:: Data excerpts ::

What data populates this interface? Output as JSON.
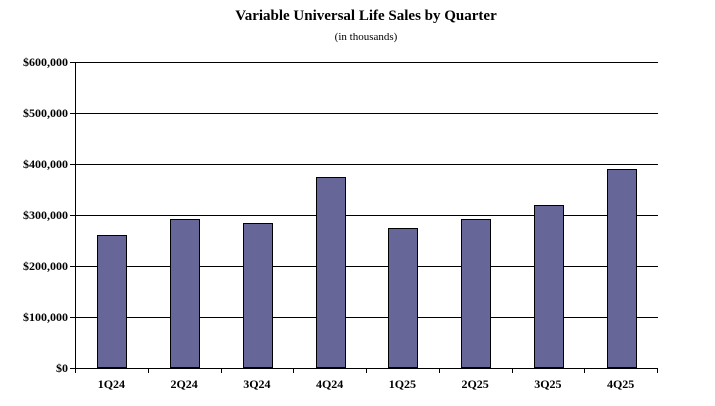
{
  "chart_data": {
    "type": "bar",
    "title": "Variable Universal Life Sales by Quarter",
    "subtitle": "(in thousands)",
    "categories": [
      "1Q24",
      "2Q24",
      "3Q24",
      "4Q24",
      "1Q25",
      "2Q25",
      "3Q25",
      "4Q25"
    ],
    "values": [
      260000,
      292000,
      284000,
      375000,
      274000,
      292000,
      320000,
      390000
    ],
    "xlabel": "",
    "ylabel": "",
    "ylim": [
      0,
      600000
    ],
    "ytick_step": 100000,
    "ytick_labels": [
      "$0",
      "$100,000",
      "$200,000",
      "$300,000",
      "$400,000",
      "$500,000",
      "$600,000"
    ],
    "grid": true,
    "legend": false,
    "bar_color": "#666699",
    "bar_border_color": "#000000",
    "axis_color": "#000000"
  }
}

:::

Transcribe the records verbatim and omit the images.

**Response to the exercise:**
What data populates this interface? Output as JSON.
{
  "chart_data": {
    "type": "bar",
    "title": "Variable Universal Life Sales by Quarter",
    "subtitle": "(in thousands)",
    "categories": [
      "1Q24",
      "2Q24",
      "3Q24",
      "4Q24",
      "1Q25",
      "2Q25",
      "3Q25",
      "4Q25"
    ],
    "values": [
      260000,
      292000,
      284000,
      375000,
      274000,
      292000,
      320000,
      390000
    ],
    "xlabel": "",
    "ylabel": "",
    "ylim": [
      0,
      600000
    ],
    "ytick_step": 100000,
    "ytick_labels": [
      "$0",
      "$100,000",
      "$200,000",
      "$300,000",
      "$400,000",
      "$500,000",
      "$600,000"
    ],
    "grid": true,
    "legend": false,
    "bar_color": "#666699",
    "bar_border_color": "#000000",
    "axis_color": "#000000"
  }
}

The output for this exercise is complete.